SET TASK: Report every line below that holds the word "Containers".

TASK MATERIAL:
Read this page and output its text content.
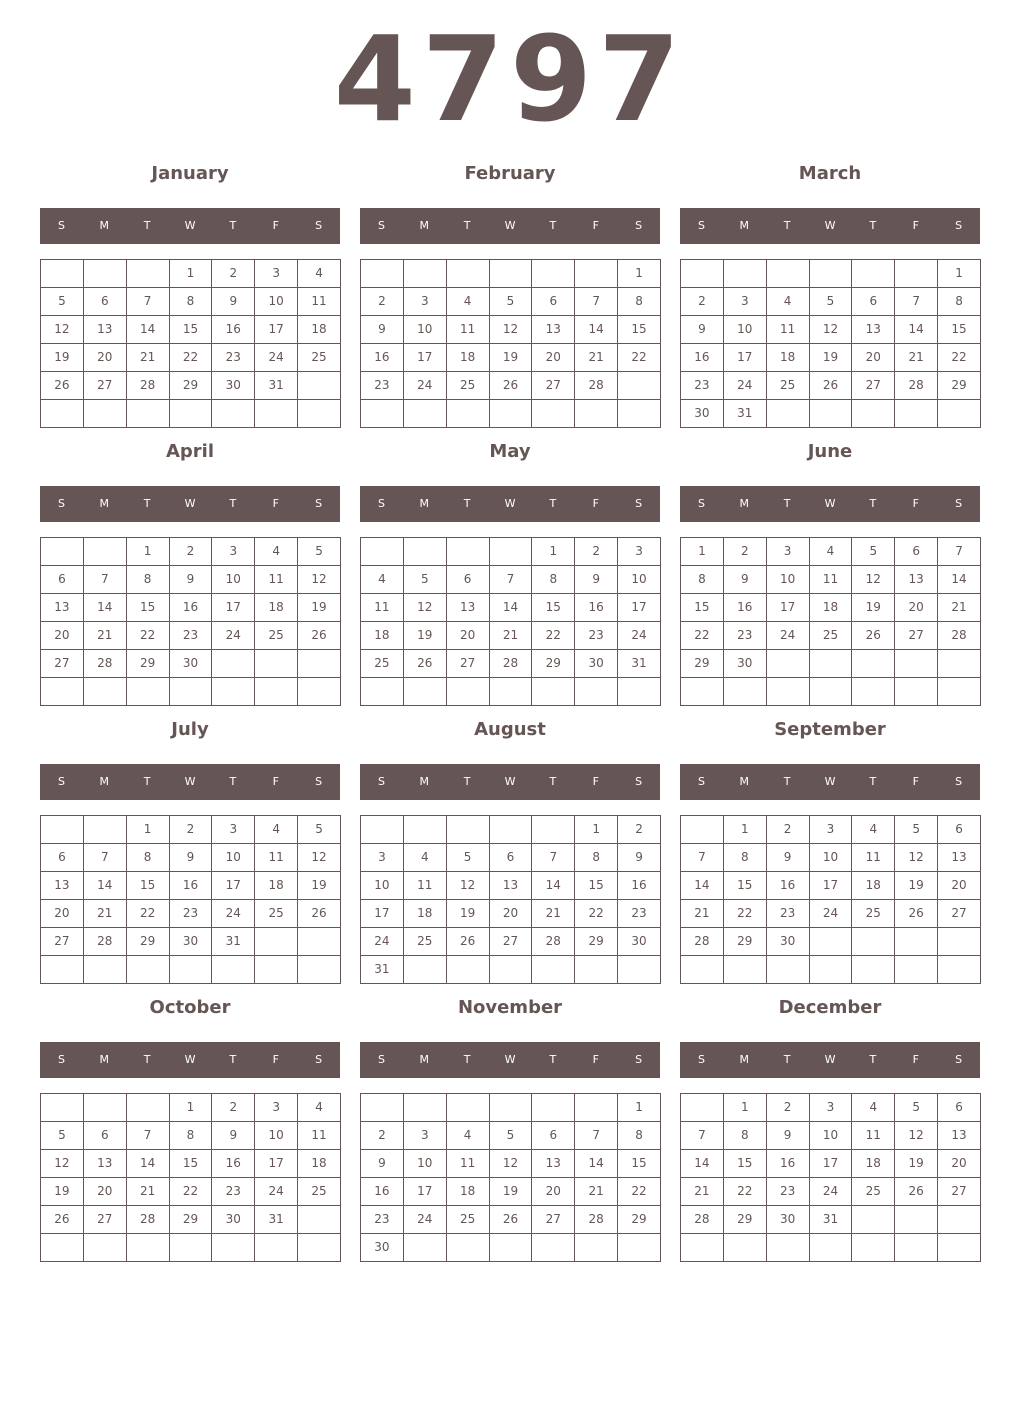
4797
January
S	M	T	W	T	F	S
			1	2	3	4
5	6	7	8	9	10	11
12	13	14	15	16	17	18
19	20	21	22	23	24	25
26	27	28	29	30	31	

February
S	M	T	W	T	F	S
						1
2	3	4	5	6	7	8
9	10	11	12	13	14	15
16	17	18	19	20	21	22
23	24	25	26	27	28	

March
S	M	T	W	T	F	S
						1
2	3	4	5	6	7	8
9	10	11	12	13	14	15
16	17	18	19	20	21	22
23	24	25	26	27	28	29
30	31					
April
S	M	T	W	T	F	S
		1	2	3	4	5
6	7	8	9	10	11	12
13	14	15	16	17	18	19
20	21	22	23	24	25	26
27	28	29	30			

May
S	M	T	W	T	F	S
				1	2	3
4	5	6	7	8	9	10
11	12	13	14	15	16	17
18	19	20	21	22	23	24
25	26	27	28	29	30	31

June
S	M	T	W	T	F	S
1	2	3	4	5	6	7
8	9	10	11	12	13	14
15	16	17	18	19	20	21
22	23	24	25	26	27	28
29	30					

July
S	M	T	W	T	F	S
		1	2	3	4	5
6	7	8	9	10	11	12
13	14	15	16	17	18	19
20	21	22	23	24	25	26
27	28	29	30	31		

August
S	M	T	W	T	F	S
					1	2
3	4	5	6	7	8	9
10	11	12	13	14	15	16
17	18	19	20	21	22	23
24	25	26	27	28	29	30
31						
September
S	M	T	W	T	F	S
	1	2	3	4	5	6
7	8	9	10	11	12	13
14	15	16	17	18	19	20
21	22	23	24	25	26	27
28	29	30				

October
S	M	T	W	T	F	S
			1	2	3	4
5	6	7	8	9	10	11
12	13	14	15	16	17	18
19	20	21	22	23	24	25
26	27	28	29	30	31	

November
S	M	T	W	T	F	S
						1
2	3	4	5	6	7	8
9	10	11	12	13	14	15
16	17	18	19	20	21	22
23	24	25	26	27	28	29
30						
December
S	M	T	W	T	F	S
	1	2	3	4	5	6
7	8	9	10	11	12	13
14	15	16	17	18	19	20
21	22	23	24	25	26	27
28	29	30	31			
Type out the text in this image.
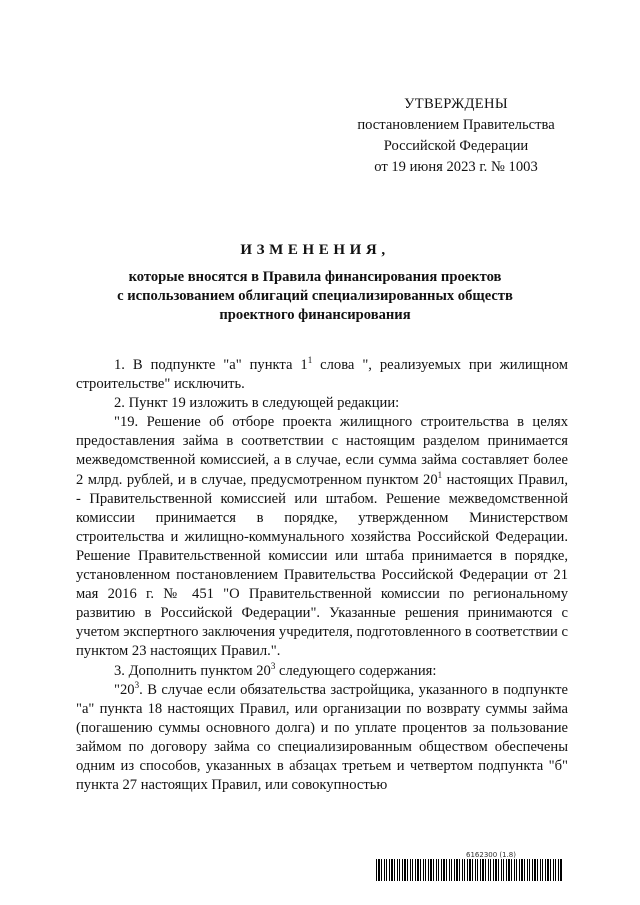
УТВЕРЖДЕНЫ
постановлением Правительства
Российской Федерации
от 19 июня 2023 г. № 1003
ИЗМЕНЕНИЯ,
которые вносятся в Правила финансирования проектов
с использованием облигаций специализированных обществ
проектного финансирования

1. В подпункте "а" пункта $1^1$ слова ", реализуемых при жилищном строительстве" исключить.

2. Пункт 19 изложить в следующей редакции:

"19. Решение об отборе проекта жилищного строительства в целях предоставления займа в соответствии с настоящим разделом принимается межведомственной комиссией, а в случае, если сумма займа составляет более 2 млрд. рублей, и в случае, предусмотренном пунктом $20^1$ настоящих Правил, - Правительственной комиссией или штабом. Решение межведомственной комиссии принимается в порядке, утвержденном Министерством строительства и жилищно-коммунального хозяйства Российской Федерации. Решение Правительственной комиссии или штаба принимается в порядке, установленном постановлением Правительства Российской Федерации от 21 мая 2016 г. № 451 "О Правительственной комиссии по региональному развитию в Российской Федерации". Указанные решения принимаются с учетом экспертного заключения учредителя, подготовленного в соответствии с пунктом 23 настоящих Правил.".

3. Дополнить пунктом $20^3$ следующего содержания:

"$20^3$. В случае если обязательства застройщика, указанного в подпункте "а" пункта 18 настоящих Правил, или организации по возврату суммы займа (погашению суммы основного долга) и по уплате процентов за пользование займом по договору займа со специализированным обществом обеспечены одним из способов, указанных в абзацах третьем и четвертом подпункта "б" пункта 27 настоящих Правил, или совокупностью

6162300 (1.8)
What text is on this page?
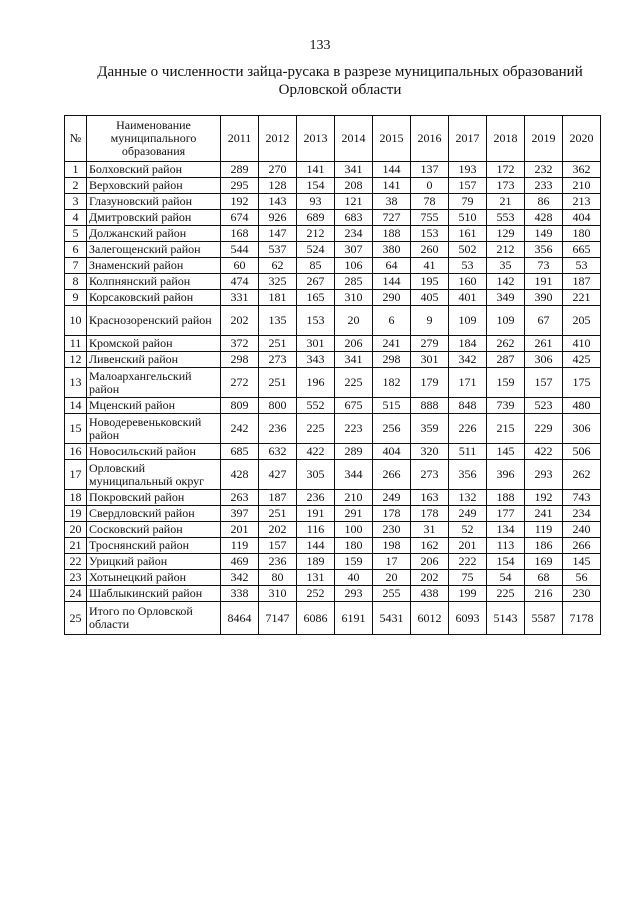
133
Данные о численности зайца-русака в разрезе муниципальных образований
Орловской области
№	Наименование муниципального образования	2011	2012	2013	2014	2015	2016	2017	2018	2019	2020
1	Болховский район	289	270	141	341	144	137	193	172	232	362
2	Верховский район	295	128	154	208	141	0	157	173	233	210
3	Глазуновский район	192	143	93	121	38	78	79	21	86	213
4	Дмитровский район	674	926	689	683	727	755	510	553	428	404
5	Должанский район	168	147	212	234	188	153	161	129	149	180
6	Залегощенский район	544	537	524	307	380	260	502	212	356	665
7	Знаменский район	60	62	85	106	64	41	53	35	73	53
8	Колпнянский район	474	325	267	285	144	195	160	142	191	187
9	Корсаковский район	331	181	165	310	290	405	401	349	390	221
10	Краснозоренский район	202	135	153	20	6	9	109	109	67	205
11	Кромской район	372	251	301	206	241	279	184	262	261	410
12	Ливенский район	298	273	343	341	298	301	342	287	306	425
13	Малоархангельский район	272	251	196	225	182	179	171	159	157	175
14	Мценский район	809	800	552	675	515	888	848	739	523	480
15	Новодеревеньковский район	242	236	225	223	256	359	226	215	229	306
16	Новосильский район	685	632	422	289	404	320	511	145	422	506
17	Орловский муниципальный округ	428	427	305	344	266	273	356	396	293	262
18	Покровский район	263	187	236	210	249	163	132	188	192	743
19	Свердловский район	397	251	191	291	178	178	249	177	241	234
20	Сосковский район	201	202	116	100	230	31	52	134	119	240
21	Троснянский район	119	157	144	180	198	162	201	113	186	266
22	Урицкий район	469	236	189	159	17	206	222	154	169	145
23	Хотынецкий район	342	80	131	40	20	202	75	54	68	56
24	Шаблыкинский район	338	310	252	293	255	438	199	225	216	230
25	Итого по Орловской области	8464	7147	6086	6191	5431	6012	6093	5143	5587	7178
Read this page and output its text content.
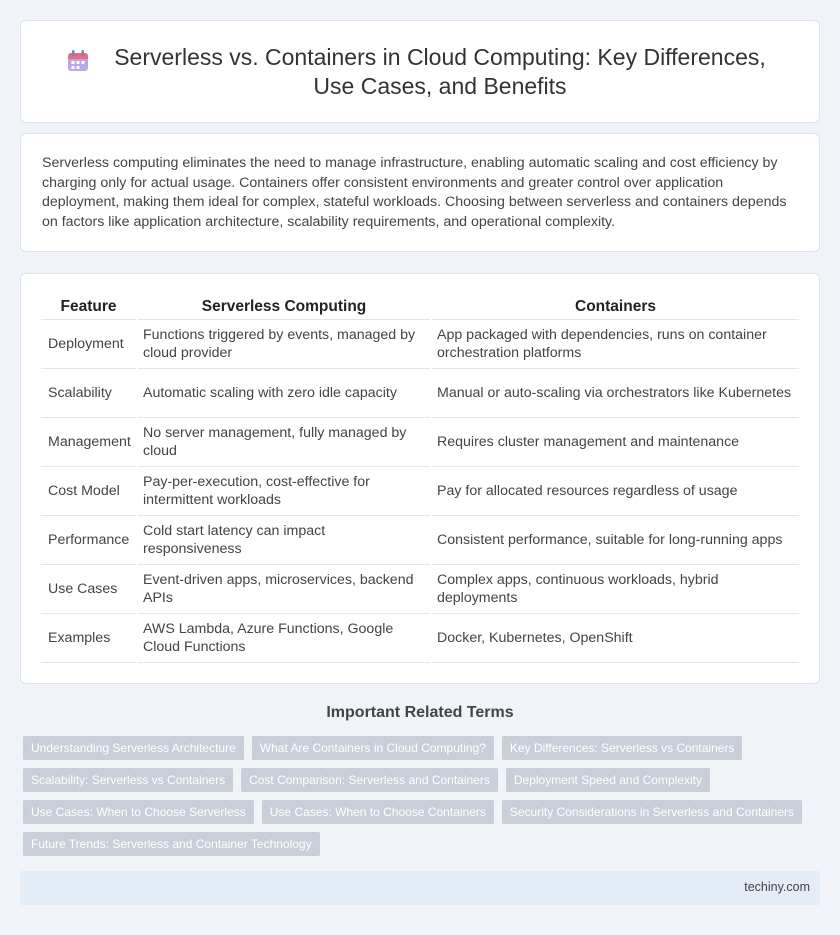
Serverless vs. Containers in Cloud Computing: Key Differences, Use Cases, and Benefits

Serverless computing eliminates the need to manage infrastructure, enabling automatic scaling and cost efficiency by charging only for actual usage. Containers offer consistent environments and greater control over application deployment, making them ideal for complex, stateful workloads. Choosing between serverless and containers depends on factors like application architecture, scalability requirements, and operational complexity.

Feature	Serverless Computing	Containers
Deployment	Functions triggered by events, managed by cloud provider	App packaged with dependencies, runs on container orchestration platforms
Scalability	Automatic scaling with zero idle capacity	Manual or auto-scaling via orchestrators like Kubernetes
Management	No server management, fully managed by cloud	Requires cluster management and maintenance
Cost Model	Pay-per-execution, cost-effective for intermittent workloads	Pay for allocated resources regardless of usage
Performance	Cold start latency can impact responsiveness	Consistent performance, suitable for long-running apps
Use Cases	Event-driven apps, microservices, backend APIs	Complex apps, continuous workloads, hybrid deployments
Examples	AWS Lambda, Azure Functions, Google Cloud Functions	Docker, Kubernetes, OpenShift
Important Related Terms
Understanding Serverless Architecture	What Are Containers in Cloud Computing?	Key Differences: Serverless vs Containers
Scalability: Serverless vs Containers	Cost Comparison: Serverless and Containers	Deployment Speed and Complexity
Use Cases: When to Choose Serverless	Use Cases: When to Choose Containers	Security Considerations in Serverless and Containers
Future Trends: Serverless and Container Technology
techiny.com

TASK OUTPUT:
Serverless vs. Containers in Cloud Computing: Key Differences, Use Cases, and Benefits
Serverless computing eliminates the need to manage infrastructure, enabling automatic scaling and cost efficiency by charging only for actual usage. Containers offer consistent environments and greater control over application deployment, making them ideal for complex, stateful workloads. Choosing between serverless and containers depends on factors like application architecture, scalability requirements, and operational complexity.
Feature	Serverless Computing	Containers
Understanding Serverless Architecture	What Are Containers in Cloud Computing?	Key Differences: Serverless vs Containers
Scalability: Serverless vs Containers	Cost Comparison: Serverless and Containers	Deployment Speed and Complexity
Use Cases: When to Choose Serverless	Use Cases: When to Choose Containers	Security Considerations in Serverless and Containers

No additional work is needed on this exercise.